#### Task goal:
Only lines holding the word "Permeability" should be copied from the material.

** START Records for this task **

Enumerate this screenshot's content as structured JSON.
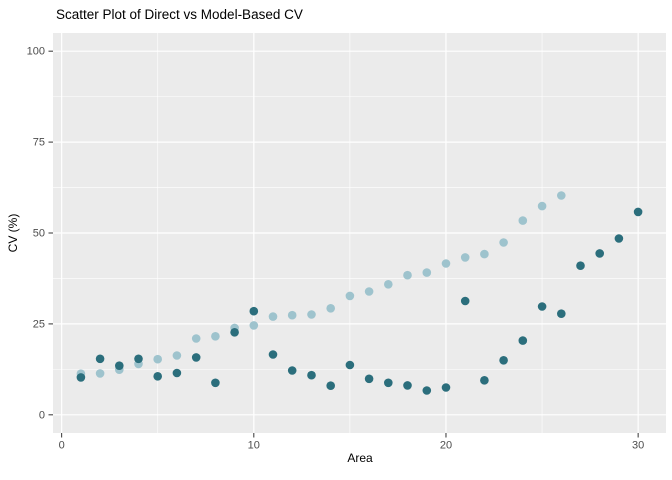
{
  "title": "Scatter Plot of Direct vs Model-Based CV",
  "colors": {
    "panel_background": "#ebebeb",
    "grid": "#ffffff",
    "axis_text": "#4d4d4d",
    "tick_mark": "#333333",
    "title_text": "#000000",
    "series_model_based": "#9ec3cd",
    "series_direct": "#2b6e7c"
  },
  "chart_data": {
    "type": "scatter",
    "title": "Scatter Plot of Direct vs Model-Based CV",
    "xlabel": "Area",
    "ylabel": "CV (%)",
    "x_ticks": [
      0,
      10,
      20,
      30
    ],
    "x_minor_ticks": [
      5,
      15,
      25
    ],
    "y_ticks": [
      0,
      25,
      50,
      75,
      100
    ],
    "y_minor_ticks": [
      12.5,
      37.5,
      62.5,
      87.5
    ],
    "xlim": [
      -0.45,
      31.45
    ],
    "ylim": [
      -5,
      105
    ],
    "grid": "major and minor white gridlines on gray panel",
    "legend": "none",
    "point_radius_px": 4.3,
    "x": [
      1,
      2,
      3,
      4,
      5,
      6,
      7,
      8,
      9,
      10,
      11,
      12,
      13,
      14,
      15,
      16,
      17,
      18,
      19,
      20,
      21,
      22,
      23,
      24,
      25,
      26,
      27,
      28,
      29,
      30
    ],
    "series": [
      {
        "name": "Model-Based CV",
        "color": "#9ec3cd",
        "values": [
          11.3,
          11.4,
          12.4,
          14.0,
          15.3,
          16.3,
          21.0,
          21.6,
          23.9,
          24.6,
          27.0,
          27.4,
          27.6,
          29.3,
          32.7,
          33.9,
          35.9,
          38.4,
          39.1,
          41.6,
          43.3,
          44.2,
          47.4,
          53.4,
          57.4,
          60.3,
          null,
          null,
          null,
          null
        ]
      },
      {
        "name": "Direct CV",
        "color": "#2b6e7c",
        "values": [
          10.3,
          15.4,
          13.5,
          15.4,
          10.6,
          11.5,
          15.8,
          8.8,
          22.7,
          28.5,
          16.6,
          12.2,
          10.9,
          8.0,
          13.7,
          9.9,
          8.8,
          8.1,
          6.7,
          7.5,
          31.3,
          9.5,
          15.0,
          20.4,
          29.8,
          27.8,
          41.0,
          44.4,
          48.5,
          55.8
        ]
      }
    ]
  }
}
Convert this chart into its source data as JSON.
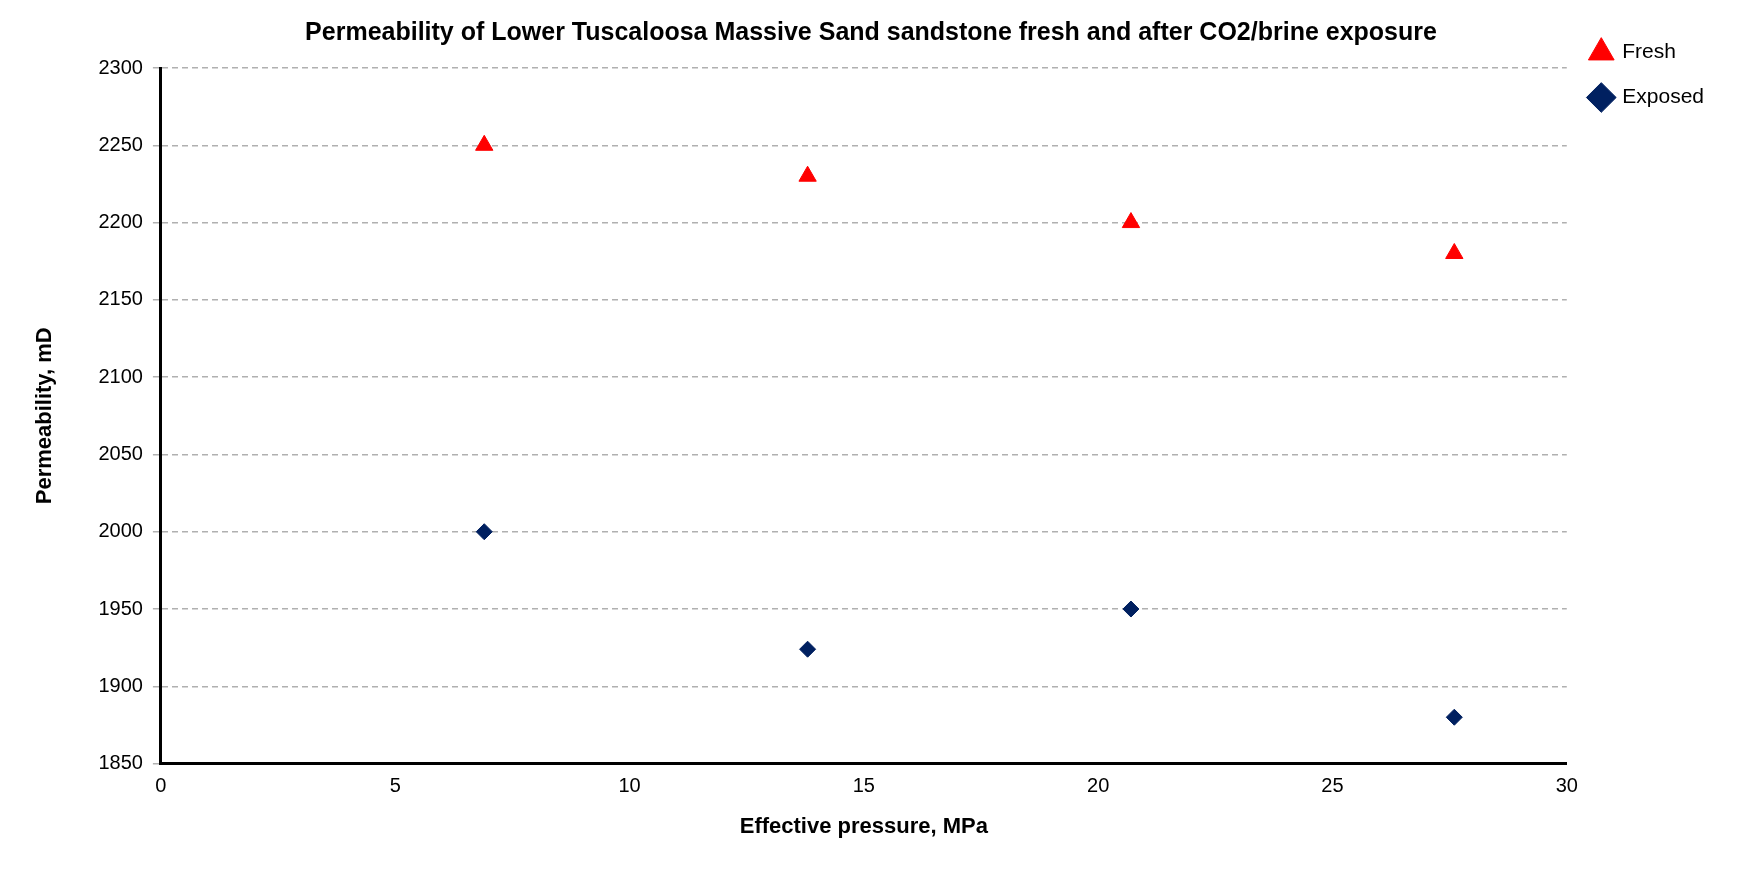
{
  "chart_data": {
    "type": "scatter",
    "title": "Permeability of Lower Tuscaloosa Massive Sand sandstone fresh and after CO2/brine exposure",
    "xlabel": "Effective pressure, MPa",
    "ylabel": "Permeability, mD",
    "series": [
      {
        "name": "Fresh",
        "color": "#ff0000",
        "marker": "triangle",
        "x": [
          6.9,
          13.8,
          20.7,
          27.6
        ],
        "values": [
          2250,
          2230,
          2200,
          2180
        ]
      },
      {
        "name": "Exposed",
        "color": "#002060",
        "marker": "diamond",
        "x": [
          6.9,
          13.8,
          20.7,
          27.6
        ],
        "values": [
          2000,
          1924,
          1950,
          1880
        ]
      }
    ],
    "xlim": [
      0,
      30
    ],
    "xticks": [
      0,
      5,
      10,
      15,
      20,
      25,
      30
    ],
    "ylim": [
      1850,
      2300
    ],
    "yticks": [
      1850,
      1900,
      1950,
      2000,
      2050,
      2100,
      2150,
      2200,
      2250,
      2300
    ],
    "grid": "y",
    "legend": "top right"
  }
}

** END Records for this task **

#### Result:
    "title": "Permeability of Lower Tuscaloosa Massive Sand sandstone fresh and after CO2/brine exposure",
    "ylabel": "Permeability, mD",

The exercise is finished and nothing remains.